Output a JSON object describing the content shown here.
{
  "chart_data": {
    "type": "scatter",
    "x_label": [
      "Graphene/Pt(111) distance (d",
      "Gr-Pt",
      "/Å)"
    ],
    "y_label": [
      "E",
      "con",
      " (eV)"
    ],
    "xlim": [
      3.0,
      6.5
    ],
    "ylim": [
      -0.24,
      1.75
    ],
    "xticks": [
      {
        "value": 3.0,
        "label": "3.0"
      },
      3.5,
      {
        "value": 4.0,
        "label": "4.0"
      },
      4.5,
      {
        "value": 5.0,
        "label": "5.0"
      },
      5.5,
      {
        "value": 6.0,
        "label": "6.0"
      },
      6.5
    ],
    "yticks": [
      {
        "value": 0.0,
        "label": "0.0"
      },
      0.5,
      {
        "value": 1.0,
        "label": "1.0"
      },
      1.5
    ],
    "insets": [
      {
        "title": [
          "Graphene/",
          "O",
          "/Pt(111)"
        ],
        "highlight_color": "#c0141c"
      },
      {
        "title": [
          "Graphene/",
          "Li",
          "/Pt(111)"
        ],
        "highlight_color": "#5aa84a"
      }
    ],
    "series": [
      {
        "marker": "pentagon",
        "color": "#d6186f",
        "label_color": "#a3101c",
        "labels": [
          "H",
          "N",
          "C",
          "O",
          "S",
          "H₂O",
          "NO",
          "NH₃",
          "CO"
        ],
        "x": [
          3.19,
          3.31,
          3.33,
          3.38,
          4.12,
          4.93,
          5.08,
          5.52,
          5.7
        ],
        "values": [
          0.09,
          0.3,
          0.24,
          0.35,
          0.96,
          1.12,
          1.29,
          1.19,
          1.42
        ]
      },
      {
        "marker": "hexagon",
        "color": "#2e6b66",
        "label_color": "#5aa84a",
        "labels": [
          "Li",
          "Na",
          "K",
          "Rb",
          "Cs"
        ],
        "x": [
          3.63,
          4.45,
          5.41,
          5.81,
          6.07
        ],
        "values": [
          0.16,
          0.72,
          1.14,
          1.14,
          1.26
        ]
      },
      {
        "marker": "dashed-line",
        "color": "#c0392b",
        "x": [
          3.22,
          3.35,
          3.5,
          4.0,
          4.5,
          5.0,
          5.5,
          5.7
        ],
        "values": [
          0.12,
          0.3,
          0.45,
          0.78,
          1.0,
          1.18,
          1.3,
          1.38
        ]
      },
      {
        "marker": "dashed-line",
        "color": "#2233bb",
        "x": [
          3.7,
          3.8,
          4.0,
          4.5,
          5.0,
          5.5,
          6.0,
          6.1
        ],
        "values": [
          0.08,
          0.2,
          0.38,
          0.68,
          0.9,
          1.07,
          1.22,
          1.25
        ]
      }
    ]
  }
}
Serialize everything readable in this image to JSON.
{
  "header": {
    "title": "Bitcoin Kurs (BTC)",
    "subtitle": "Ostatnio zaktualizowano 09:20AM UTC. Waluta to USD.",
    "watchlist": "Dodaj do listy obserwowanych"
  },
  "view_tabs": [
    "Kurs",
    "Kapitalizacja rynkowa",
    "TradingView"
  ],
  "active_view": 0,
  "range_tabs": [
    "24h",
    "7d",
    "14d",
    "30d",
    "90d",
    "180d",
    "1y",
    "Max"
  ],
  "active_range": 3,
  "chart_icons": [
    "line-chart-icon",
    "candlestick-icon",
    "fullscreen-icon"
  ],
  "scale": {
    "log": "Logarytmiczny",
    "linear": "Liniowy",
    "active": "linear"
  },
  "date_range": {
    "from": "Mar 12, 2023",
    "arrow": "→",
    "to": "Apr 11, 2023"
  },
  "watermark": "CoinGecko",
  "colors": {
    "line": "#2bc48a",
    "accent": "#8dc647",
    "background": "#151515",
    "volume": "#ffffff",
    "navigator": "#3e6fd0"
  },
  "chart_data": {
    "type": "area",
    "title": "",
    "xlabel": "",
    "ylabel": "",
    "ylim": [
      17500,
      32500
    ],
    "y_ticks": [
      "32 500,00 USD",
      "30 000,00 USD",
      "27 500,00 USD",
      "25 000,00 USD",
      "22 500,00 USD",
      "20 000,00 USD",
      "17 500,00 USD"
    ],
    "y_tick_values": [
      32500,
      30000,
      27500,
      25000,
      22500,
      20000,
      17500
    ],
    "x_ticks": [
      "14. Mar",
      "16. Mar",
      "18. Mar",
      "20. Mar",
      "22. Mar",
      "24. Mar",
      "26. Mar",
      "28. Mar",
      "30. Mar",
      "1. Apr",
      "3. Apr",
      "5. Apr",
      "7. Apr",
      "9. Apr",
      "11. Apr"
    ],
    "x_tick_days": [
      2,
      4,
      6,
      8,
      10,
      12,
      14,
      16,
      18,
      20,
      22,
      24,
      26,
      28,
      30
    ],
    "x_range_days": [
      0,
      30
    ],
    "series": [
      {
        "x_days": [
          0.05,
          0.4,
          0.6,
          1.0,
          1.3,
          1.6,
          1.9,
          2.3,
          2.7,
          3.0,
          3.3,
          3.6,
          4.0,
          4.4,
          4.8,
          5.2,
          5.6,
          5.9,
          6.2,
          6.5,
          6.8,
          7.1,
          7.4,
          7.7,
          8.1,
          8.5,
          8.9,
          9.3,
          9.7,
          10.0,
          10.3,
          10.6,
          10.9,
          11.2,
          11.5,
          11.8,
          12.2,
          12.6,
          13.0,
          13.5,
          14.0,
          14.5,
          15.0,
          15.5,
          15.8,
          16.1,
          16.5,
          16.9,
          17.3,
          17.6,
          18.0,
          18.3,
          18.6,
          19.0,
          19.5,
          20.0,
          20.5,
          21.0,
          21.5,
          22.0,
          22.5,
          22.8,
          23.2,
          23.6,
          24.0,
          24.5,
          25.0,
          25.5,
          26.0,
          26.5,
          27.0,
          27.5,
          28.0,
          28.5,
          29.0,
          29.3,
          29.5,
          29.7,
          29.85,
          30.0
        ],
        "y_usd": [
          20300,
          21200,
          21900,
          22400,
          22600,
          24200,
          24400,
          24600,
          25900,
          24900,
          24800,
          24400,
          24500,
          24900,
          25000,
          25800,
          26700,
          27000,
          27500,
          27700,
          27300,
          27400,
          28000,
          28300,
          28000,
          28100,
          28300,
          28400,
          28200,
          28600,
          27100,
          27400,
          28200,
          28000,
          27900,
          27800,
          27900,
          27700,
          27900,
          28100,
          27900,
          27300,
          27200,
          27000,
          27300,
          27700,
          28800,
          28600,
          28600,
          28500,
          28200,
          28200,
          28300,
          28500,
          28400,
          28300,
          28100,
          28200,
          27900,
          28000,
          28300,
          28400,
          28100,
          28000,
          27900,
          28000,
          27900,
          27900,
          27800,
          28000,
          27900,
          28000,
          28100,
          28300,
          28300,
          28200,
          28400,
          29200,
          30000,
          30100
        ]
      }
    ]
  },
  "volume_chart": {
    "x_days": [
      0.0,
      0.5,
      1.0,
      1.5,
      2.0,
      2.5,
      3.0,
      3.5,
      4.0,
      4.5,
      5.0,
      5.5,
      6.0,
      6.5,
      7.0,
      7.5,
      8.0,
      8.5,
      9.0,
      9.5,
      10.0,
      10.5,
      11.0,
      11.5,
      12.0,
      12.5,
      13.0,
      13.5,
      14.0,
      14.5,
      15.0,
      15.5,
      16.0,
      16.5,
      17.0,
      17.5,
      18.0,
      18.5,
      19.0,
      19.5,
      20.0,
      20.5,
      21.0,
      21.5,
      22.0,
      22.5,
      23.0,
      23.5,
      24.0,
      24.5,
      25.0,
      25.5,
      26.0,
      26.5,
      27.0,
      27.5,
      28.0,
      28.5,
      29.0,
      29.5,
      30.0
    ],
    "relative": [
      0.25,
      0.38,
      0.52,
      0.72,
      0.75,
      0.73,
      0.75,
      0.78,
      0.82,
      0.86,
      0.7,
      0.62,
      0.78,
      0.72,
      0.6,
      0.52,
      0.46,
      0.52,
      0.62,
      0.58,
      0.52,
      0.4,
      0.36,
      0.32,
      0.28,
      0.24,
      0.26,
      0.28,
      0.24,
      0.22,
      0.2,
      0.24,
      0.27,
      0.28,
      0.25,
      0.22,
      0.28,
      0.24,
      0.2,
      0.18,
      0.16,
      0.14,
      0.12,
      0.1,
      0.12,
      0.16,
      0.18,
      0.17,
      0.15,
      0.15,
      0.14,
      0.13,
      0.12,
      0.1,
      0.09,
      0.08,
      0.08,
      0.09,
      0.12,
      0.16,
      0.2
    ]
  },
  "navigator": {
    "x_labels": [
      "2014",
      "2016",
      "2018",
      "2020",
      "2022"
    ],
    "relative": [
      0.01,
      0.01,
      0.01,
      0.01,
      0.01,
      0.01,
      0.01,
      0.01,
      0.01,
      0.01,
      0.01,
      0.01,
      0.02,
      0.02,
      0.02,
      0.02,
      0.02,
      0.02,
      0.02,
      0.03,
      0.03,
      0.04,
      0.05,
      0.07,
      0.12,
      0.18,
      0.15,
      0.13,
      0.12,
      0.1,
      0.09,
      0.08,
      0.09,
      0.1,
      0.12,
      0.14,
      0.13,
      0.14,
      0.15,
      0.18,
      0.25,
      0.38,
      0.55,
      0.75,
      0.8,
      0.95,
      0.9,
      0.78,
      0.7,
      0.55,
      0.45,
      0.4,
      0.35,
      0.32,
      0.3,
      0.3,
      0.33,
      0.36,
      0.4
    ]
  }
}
+===+
Make a list of all lines in the data that contain "marker".

        "marker": "pentagon",
        "marker": "hexagon",
        "marker": "dashed-line",
        "marker": "dashed-line",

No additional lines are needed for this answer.